• [TASK DETAILS]: Which lines hold the word "legend"? Show each of them.
- - - - -
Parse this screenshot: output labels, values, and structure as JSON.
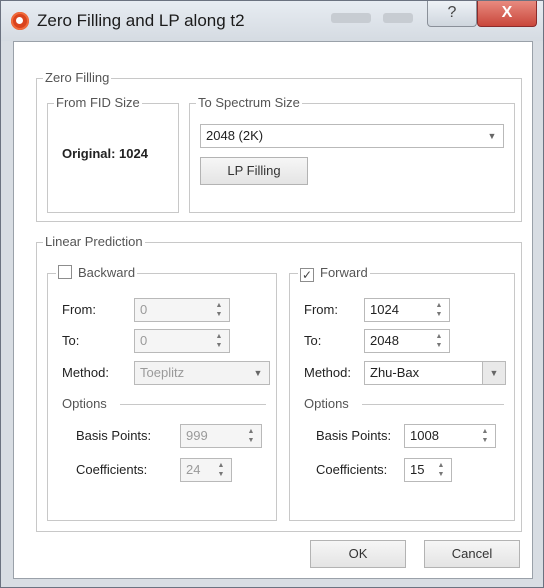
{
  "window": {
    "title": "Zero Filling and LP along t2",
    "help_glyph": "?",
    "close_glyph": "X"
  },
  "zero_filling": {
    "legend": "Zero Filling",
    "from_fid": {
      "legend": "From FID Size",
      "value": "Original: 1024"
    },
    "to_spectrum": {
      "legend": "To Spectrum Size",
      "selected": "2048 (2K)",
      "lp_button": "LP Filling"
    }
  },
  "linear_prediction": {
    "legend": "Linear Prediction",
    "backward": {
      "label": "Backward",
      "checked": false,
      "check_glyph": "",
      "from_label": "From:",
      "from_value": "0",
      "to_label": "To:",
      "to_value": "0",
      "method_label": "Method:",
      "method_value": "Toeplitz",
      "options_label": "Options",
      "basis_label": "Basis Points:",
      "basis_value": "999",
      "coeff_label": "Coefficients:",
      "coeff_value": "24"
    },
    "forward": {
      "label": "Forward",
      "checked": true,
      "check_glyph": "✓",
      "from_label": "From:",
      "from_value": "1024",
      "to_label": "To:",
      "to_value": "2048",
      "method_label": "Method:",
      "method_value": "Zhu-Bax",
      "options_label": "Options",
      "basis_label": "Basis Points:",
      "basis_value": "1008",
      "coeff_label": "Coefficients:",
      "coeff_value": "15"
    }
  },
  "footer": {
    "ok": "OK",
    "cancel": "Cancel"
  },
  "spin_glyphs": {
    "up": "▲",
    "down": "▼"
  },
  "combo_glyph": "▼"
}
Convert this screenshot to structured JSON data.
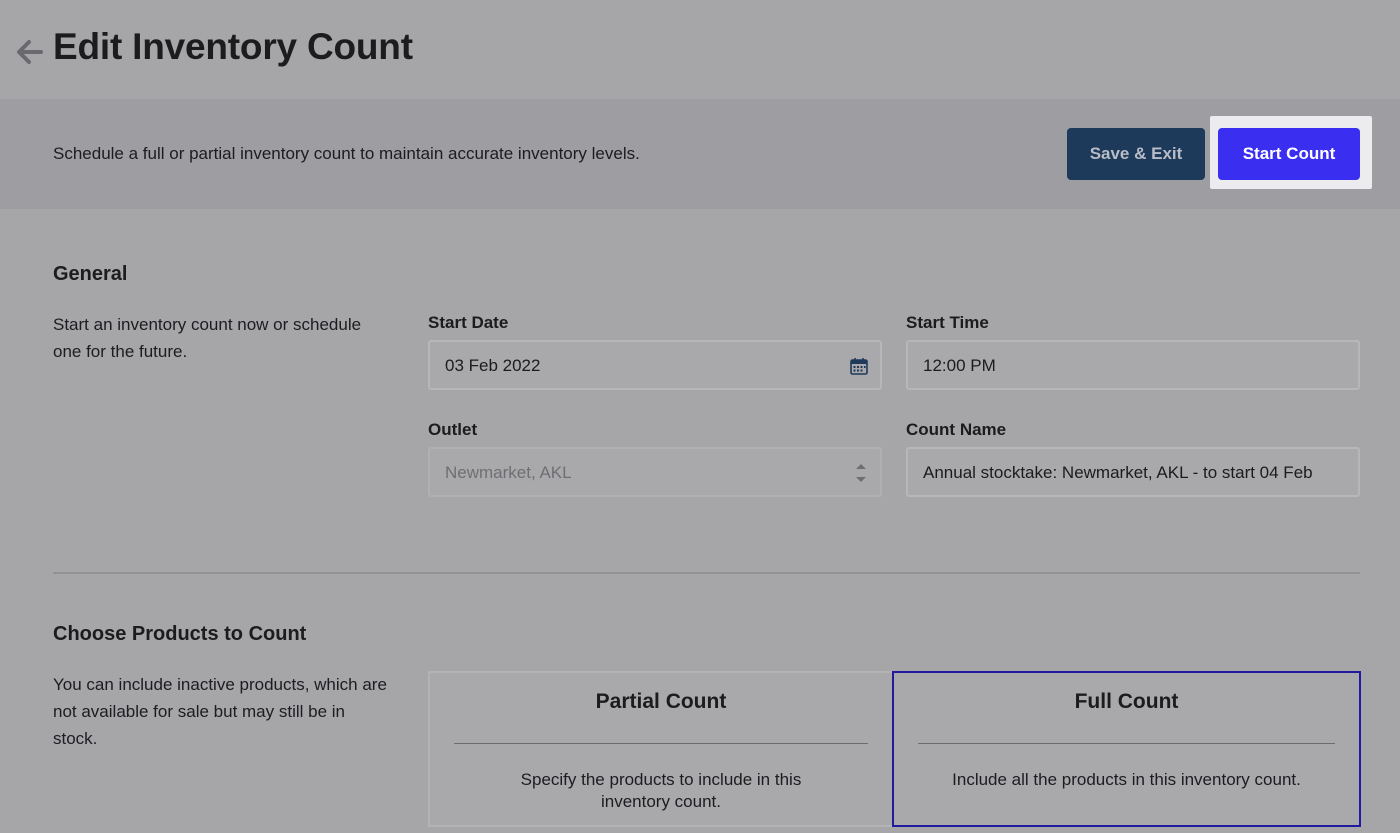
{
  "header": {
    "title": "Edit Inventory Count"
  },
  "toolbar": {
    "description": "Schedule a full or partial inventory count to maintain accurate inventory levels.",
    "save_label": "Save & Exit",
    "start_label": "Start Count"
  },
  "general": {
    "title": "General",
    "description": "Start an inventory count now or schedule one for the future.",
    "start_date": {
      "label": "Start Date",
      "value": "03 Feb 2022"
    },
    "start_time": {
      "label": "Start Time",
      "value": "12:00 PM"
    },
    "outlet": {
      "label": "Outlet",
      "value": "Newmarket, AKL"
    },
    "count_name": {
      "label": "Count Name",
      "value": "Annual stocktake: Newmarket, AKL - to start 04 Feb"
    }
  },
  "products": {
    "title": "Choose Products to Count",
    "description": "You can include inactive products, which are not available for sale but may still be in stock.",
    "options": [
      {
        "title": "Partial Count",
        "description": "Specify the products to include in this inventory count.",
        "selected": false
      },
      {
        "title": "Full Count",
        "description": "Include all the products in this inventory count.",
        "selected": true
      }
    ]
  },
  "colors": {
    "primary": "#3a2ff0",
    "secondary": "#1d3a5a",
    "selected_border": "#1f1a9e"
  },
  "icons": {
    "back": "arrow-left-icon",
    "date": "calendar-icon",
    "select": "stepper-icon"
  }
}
- - - - -
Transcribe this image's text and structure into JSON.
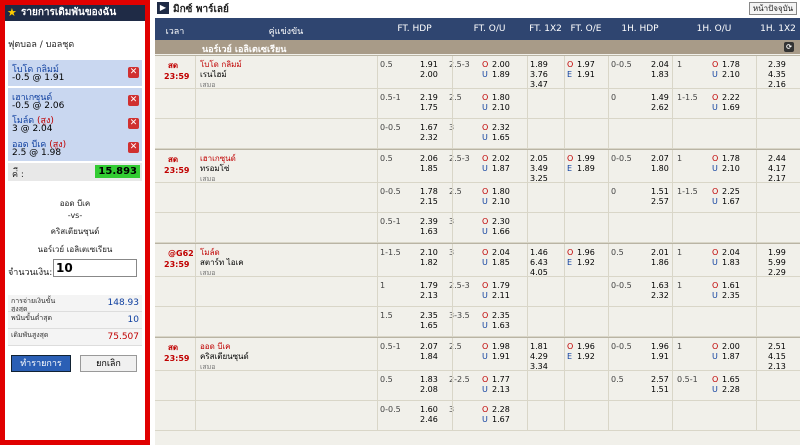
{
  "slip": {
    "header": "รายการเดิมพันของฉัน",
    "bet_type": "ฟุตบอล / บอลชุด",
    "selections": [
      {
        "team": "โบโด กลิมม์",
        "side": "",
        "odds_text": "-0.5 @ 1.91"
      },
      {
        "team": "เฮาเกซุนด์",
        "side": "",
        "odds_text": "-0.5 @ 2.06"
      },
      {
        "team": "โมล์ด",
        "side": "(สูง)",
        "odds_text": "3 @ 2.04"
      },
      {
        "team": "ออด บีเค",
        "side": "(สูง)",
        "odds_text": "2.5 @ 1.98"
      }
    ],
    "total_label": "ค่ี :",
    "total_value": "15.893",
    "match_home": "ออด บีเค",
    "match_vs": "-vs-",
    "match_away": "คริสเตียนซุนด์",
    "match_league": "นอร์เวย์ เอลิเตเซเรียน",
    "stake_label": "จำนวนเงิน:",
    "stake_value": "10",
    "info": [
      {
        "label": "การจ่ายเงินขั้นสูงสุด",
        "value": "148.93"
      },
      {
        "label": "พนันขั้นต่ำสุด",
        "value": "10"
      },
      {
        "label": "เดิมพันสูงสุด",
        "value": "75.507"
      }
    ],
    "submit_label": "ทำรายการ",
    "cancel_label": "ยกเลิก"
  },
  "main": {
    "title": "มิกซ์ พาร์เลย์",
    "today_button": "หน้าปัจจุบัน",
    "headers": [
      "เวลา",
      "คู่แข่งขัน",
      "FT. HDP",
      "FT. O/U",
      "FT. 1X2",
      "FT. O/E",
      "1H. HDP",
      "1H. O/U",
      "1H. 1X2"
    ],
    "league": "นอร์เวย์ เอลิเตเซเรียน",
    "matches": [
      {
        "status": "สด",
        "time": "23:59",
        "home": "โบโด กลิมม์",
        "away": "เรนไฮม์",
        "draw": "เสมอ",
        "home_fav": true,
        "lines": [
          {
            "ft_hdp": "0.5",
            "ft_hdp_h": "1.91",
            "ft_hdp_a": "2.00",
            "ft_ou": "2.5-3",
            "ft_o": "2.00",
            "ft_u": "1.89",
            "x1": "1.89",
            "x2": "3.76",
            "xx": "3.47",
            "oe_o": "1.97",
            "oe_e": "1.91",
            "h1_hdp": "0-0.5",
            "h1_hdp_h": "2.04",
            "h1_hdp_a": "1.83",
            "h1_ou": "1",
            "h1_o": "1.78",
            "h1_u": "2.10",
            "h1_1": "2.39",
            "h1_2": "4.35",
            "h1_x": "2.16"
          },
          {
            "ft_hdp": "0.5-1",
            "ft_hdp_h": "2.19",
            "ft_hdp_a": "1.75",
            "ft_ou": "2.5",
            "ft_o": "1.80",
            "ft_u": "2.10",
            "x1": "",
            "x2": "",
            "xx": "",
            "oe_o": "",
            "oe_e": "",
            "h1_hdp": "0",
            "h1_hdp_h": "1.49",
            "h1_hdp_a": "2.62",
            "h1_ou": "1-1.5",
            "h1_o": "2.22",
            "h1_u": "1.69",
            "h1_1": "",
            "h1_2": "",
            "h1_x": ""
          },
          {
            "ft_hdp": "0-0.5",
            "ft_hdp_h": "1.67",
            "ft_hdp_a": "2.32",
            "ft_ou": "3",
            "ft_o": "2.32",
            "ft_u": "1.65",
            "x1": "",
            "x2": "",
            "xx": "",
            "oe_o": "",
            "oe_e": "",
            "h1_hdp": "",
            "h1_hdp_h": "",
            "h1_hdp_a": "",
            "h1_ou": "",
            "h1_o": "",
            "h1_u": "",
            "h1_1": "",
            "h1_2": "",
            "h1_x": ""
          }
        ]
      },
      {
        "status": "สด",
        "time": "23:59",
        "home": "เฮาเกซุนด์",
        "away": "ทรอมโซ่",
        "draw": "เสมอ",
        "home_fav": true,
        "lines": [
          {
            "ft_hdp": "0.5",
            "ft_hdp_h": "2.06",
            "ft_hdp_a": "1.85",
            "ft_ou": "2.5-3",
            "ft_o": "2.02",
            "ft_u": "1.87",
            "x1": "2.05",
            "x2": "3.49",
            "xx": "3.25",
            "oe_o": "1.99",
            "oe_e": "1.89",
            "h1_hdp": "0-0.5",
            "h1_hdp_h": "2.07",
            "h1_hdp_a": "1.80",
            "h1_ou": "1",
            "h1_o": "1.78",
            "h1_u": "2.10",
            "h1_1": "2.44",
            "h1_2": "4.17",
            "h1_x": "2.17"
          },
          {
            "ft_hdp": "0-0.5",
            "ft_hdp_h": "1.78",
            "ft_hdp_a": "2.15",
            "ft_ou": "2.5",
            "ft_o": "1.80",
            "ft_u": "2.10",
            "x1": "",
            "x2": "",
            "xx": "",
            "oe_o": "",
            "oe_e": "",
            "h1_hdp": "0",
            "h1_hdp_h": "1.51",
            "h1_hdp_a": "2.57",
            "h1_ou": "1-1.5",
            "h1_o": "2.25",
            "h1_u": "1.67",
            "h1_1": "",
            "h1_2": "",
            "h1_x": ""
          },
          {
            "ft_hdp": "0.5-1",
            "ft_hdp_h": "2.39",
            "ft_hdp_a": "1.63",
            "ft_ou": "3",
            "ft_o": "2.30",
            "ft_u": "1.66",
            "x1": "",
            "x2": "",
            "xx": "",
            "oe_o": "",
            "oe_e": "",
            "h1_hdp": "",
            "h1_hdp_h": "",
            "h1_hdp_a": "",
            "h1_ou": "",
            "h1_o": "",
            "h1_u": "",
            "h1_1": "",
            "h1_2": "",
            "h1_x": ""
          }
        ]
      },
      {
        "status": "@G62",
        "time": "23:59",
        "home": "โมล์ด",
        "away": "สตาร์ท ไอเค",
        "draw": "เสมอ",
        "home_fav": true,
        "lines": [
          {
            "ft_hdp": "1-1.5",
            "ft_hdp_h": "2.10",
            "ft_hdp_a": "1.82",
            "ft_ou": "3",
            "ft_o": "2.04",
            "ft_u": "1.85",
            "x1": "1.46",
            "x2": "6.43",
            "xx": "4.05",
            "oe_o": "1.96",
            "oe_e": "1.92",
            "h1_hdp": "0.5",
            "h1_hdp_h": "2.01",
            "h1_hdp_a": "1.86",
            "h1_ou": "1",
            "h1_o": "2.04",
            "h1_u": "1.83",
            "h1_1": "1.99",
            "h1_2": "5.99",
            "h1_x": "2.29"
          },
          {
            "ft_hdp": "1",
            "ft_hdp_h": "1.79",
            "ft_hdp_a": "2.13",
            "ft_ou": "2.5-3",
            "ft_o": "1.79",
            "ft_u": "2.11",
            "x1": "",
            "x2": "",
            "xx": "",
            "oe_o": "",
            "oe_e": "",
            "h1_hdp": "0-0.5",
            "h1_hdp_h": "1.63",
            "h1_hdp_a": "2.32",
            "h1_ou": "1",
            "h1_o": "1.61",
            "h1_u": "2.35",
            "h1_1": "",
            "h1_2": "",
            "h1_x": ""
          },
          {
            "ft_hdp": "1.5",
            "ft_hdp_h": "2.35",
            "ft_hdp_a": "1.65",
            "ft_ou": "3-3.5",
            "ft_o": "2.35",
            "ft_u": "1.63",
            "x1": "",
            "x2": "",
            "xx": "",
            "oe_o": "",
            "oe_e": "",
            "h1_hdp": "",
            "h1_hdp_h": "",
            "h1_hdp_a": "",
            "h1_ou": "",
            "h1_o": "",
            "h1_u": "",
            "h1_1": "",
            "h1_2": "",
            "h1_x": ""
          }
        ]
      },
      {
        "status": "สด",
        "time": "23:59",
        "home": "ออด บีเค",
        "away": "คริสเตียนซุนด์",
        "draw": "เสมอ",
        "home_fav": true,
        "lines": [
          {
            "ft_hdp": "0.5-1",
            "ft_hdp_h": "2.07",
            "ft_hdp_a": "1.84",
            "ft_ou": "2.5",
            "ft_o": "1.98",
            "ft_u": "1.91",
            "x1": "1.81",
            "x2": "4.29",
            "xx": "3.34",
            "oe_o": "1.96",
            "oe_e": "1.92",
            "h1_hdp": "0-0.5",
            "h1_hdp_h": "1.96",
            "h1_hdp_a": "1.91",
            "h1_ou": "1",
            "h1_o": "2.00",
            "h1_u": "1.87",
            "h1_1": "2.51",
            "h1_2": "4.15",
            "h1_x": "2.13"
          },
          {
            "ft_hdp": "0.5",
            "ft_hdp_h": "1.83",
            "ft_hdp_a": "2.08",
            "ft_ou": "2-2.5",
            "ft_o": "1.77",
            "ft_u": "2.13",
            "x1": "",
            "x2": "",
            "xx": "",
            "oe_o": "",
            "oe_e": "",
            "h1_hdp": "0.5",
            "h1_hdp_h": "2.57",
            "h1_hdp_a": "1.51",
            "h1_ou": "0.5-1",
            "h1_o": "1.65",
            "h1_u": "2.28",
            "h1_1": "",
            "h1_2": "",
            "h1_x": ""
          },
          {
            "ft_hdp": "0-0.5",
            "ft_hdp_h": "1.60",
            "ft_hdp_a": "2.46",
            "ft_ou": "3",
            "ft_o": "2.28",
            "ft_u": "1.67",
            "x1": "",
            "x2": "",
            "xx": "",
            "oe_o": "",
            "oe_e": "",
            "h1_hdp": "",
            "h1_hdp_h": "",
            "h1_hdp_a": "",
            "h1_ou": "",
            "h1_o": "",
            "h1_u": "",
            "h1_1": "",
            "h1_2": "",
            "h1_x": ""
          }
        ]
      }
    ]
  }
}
- - - - -
• [ANSWER TO THE PROBLEM]:
    "legend": "Zero Filling",
      "legend": "From FID Size",
      "legend": "To Spectrum Size",
    "legend": "Linear Prediction",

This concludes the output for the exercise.